EXTRAIT –
○ ○ ○ ○ ○ ○ ○

« La disparition de Majorana » de Léonardo Sciascia

En cette période de l’entre deux guerres, dans l’Italie de Mussolini, le professeur Ettore Majorana était un génie de la physique des particules.  Il disparaîtra mystérieusement en 1938, à l’âge de 32 ans, sans laisser de traces.  Suicide, retraite secrète dans un couvent, toutes les éventualités restent encore de nos jours envisagées.

Dans ce court texte de 1975, Leonardo Sciascia revient sur cette disparition.  Et l’hypothèse qu’il retient est la suivante : Majorana aurait perçu avant tous le potentiel guerrier et ravageur de la physique nucléaire.  Il aurait alors délibérément choisi de disparaître, emmenant avec lui son dangereux savoir.

A sa sortie, ce livre suscita de nombreux commentaires quant à la plausibilité de ce qu’il avançait.  L’auteur fut accusé de travestir la réalité, de trahir la mémoire du disparu.  Mais, par delà la stérilité de ces polémiques, c’est ce que construit Sciascia sur le possible de cette hypothèse qui interpelle ici.  Qu’est ce que le savoir?  Qu’est ce que la science?  Le savant est il responsable de ce qu’implique le savoir qu’il enrichit?

Le Ettore Majorana de Sciascia est le sien, entre choix documentaire et fiction.  Peu importe que l’hypothèse soit authentique ou même crédible.  Seul suffit qu’elle soit.  Ettore Majorana, sous la plume de Sciasia, devient un matériau , une figure de l’antithèse de la science désincarnée, décontextualisée, ne s’abreuvant qu’à elle-même et fonctionnant donc à vide.  Et si ce Ettore Majorana est une création, il démontre que la création est utile.

Léonardo Sciascia, La disparition de Majorana, 2012, Allia.

○ ○ ○ ○ ○ ○ ○

EXTRAITS DU CORPUS –
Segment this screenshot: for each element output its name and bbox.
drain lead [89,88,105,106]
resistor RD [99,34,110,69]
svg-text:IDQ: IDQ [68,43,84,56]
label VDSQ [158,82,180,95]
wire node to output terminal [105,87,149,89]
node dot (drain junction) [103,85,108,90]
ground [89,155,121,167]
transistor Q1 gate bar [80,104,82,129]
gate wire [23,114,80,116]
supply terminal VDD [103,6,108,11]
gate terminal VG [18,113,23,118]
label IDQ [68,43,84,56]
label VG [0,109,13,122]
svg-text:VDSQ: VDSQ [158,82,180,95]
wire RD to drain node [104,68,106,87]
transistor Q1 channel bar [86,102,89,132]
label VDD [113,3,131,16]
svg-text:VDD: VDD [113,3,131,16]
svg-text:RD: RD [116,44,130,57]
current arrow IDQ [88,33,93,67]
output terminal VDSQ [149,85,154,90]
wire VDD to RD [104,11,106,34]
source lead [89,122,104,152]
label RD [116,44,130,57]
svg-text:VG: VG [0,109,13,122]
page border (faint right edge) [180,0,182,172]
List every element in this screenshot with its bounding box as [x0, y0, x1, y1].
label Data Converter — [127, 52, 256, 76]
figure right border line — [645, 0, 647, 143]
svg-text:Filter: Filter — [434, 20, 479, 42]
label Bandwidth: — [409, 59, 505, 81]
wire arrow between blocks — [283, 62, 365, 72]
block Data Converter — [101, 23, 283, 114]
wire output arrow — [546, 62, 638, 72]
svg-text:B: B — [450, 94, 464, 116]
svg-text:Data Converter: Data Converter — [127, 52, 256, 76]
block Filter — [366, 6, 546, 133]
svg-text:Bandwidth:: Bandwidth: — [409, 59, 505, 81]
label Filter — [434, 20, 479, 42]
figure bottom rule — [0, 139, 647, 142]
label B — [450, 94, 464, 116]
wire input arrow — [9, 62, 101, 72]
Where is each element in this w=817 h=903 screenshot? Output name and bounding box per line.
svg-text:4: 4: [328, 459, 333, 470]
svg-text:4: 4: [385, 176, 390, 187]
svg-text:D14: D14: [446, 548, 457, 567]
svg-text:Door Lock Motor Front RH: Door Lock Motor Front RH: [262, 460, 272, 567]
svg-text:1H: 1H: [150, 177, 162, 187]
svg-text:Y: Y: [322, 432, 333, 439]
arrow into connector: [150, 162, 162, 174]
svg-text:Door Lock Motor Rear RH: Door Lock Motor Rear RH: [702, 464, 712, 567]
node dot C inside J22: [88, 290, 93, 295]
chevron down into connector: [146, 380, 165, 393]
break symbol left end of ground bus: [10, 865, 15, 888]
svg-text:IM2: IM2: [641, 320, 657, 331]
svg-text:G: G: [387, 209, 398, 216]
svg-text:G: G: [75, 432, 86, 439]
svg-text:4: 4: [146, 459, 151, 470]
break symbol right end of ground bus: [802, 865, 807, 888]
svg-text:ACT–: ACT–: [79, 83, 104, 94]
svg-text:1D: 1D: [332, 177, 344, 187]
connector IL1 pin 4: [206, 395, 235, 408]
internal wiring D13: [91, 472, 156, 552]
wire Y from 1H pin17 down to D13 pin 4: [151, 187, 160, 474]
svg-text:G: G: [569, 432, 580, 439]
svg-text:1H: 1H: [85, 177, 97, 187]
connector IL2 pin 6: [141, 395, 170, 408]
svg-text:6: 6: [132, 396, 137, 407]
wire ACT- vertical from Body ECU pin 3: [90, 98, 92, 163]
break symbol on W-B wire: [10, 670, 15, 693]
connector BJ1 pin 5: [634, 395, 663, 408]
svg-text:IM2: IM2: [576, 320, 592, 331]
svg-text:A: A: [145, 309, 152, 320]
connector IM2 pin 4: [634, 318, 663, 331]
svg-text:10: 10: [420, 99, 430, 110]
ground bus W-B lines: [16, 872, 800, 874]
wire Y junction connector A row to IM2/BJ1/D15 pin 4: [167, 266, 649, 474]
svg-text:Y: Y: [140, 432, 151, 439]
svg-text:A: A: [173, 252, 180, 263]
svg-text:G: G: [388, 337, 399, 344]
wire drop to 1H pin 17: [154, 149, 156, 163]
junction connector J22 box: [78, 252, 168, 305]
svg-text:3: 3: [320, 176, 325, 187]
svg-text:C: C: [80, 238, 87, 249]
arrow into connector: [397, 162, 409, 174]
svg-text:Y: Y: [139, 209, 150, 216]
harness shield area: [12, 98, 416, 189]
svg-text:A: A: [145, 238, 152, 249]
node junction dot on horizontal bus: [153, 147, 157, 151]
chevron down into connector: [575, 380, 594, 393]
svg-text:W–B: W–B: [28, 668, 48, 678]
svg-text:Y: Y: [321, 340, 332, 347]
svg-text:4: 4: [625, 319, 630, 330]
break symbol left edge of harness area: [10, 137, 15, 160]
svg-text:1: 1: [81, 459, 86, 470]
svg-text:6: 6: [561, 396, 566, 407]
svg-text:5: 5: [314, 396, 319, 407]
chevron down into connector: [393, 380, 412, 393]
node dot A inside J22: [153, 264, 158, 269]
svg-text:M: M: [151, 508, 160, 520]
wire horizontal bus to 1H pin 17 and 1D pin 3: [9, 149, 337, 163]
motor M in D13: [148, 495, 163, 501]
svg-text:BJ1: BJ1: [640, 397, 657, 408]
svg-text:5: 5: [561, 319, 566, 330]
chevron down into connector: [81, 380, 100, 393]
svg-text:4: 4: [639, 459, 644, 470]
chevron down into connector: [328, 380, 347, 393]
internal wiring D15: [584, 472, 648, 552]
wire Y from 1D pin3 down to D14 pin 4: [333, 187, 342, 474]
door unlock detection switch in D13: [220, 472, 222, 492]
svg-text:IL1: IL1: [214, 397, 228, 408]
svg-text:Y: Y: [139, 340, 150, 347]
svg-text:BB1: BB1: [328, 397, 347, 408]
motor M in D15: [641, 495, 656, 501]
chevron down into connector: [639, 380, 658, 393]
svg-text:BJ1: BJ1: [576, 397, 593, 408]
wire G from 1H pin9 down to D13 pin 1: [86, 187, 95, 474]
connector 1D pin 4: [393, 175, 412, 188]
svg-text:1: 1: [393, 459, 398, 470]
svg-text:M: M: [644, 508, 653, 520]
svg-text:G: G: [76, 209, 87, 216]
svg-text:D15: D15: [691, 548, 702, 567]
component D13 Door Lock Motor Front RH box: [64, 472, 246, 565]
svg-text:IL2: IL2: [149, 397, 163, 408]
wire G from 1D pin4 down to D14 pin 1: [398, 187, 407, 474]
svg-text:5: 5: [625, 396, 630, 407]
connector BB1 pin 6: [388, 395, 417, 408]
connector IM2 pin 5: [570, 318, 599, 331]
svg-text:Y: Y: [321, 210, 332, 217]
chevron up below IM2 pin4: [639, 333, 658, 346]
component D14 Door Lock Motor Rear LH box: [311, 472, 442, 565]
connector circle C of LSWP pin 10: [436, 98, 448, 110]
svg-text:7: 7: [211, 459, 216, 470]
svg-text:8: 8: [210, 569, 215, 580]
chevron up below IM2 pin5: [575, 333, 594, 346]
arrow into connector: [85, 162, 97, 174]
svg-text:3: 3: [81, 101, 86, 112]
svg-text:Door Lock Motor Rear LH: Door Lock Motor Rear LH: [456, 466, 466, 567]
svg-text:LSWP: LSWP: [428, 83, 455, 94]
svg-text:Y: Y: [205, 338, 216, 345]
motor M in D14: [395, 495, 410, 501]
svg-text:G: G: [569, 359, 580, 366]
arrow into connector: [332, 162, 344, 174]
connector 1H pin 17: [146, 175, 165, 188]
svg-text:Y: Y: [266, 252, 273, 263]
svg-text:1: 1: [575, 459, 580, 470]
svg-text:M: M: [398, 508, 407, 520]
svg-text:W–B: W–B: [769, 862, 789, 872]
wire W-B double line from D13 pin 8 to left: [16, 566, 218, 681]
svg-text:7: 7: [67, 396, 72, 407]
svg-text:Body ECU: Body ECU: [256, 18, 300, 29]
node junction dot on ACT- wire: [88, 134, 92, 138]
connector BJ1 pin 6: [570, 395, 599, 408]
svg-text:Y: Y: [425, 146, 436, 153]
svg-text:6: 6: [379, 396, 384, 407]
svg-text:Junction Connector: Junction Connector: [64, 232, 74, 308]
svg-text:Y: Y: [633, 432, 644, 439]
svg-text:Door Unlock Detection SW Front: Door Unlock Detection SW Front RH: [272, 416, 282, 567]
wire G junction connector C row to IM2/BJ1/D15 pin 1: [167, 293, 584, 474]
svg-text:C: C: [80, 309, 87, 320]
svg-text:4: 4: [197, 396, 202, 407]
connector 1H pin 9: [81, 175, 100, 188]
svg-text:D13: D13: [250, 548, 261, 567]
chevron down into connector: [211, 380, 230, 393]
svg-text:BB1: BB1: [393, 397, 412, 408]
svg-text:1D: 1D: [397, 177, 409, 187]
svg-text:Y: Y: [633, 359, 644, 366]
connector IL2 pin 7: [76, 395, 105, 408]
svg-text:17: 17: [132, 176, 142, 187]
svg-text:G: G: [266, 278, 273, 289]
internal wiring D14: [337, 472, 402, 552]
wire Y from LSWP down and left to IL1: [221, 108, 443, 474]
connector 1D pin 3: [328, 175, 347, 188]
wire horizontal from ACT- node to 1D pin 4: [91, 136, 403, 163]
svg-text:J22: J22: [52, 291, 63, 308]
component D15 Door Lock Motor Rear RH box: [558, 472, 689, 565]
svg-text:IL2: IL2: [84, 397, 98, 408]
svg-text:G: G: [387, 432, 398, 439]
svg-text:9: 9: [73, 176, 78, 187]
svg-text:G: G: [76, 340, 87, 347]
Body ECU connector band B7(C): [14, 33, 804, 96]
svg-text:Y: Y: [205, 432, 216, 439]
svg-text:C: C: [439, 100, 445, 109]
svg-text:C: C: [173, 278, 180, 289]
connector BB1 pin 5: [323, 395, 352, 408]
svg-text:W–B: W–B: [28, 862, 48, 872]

○ ○ ○ ○ ○ ○ ○

CONSIGNE DE TRAVAIL 1 – Modifiez le passage de la critique du livre de Sciascia qui va de « En cette période » jusqu'à « nos jours envisagées. » inclus, en remplaçant « génie » par « prodige ». Donnez le passage ainsi modifié.
CONSIGNE DE TRAVAIL 2 – Réécrivez plus brièvement le paragraphe de la critique du livre de Sciascia qui commence par « A sa sortie, ce livre suscita », sans en perdre les faits principaux.
CONSIGNE DE TRAVAIL 3 – D'après la critique du livre de Sciascia, les affirmations suivantes sont-elles exactes ? (a) Majorana a disparu à l'âge de 32 ans. (b) Le texte de Sciascia a été écrit en 1938. (c) Il importe que l'hypothèse de Sciascia soit crédible. Répondez par oui ou par non et citez les mots du texte qui tranchent.

RÉPONSE ATTENDUE 1 –
En cette période de l’entre deux guerres, dans l’Italie de Mussolini, le professeur Ettore Majorana était un prodige de la physique des particules.  Il disparaîtra mystérieusement en 1938, à l’âge de 32 ans, sans laisser de traces.  Suicide, retraite secrète dans un couvent, toutes les éventualités restent encore de nos jours envisagées.

RÉPONSE ATTENDUE 2 – À sa sortie, le livre fit débat sur la plausibilité de son hypothèse. On accusa l'auteur de travestir la réalité et de trahir la mémoire du disparu. Au-delà de ces polémiques stériles, ce qui interpelle, c'est ce que Sciascia construit sur cette hypothèse. Il interroge la nature du savoir et de la science, ainsi que la responsabilité du savant devant ce qu'implique le savoir qu'il enrichit.

RÉPONSE ATTENDUE 3 –
(a) Oui : « Il disparaîtra mystérieusement en 1938, à l’âge de 32 ans, sans laisser de traces. »
(b) Non : « Dans ce court texte de 1975, Leonardo Sciascia revient sur cette disparition. »
(c) Non : « Peu importe que l’hypothèse soit authentique ou même crédible. »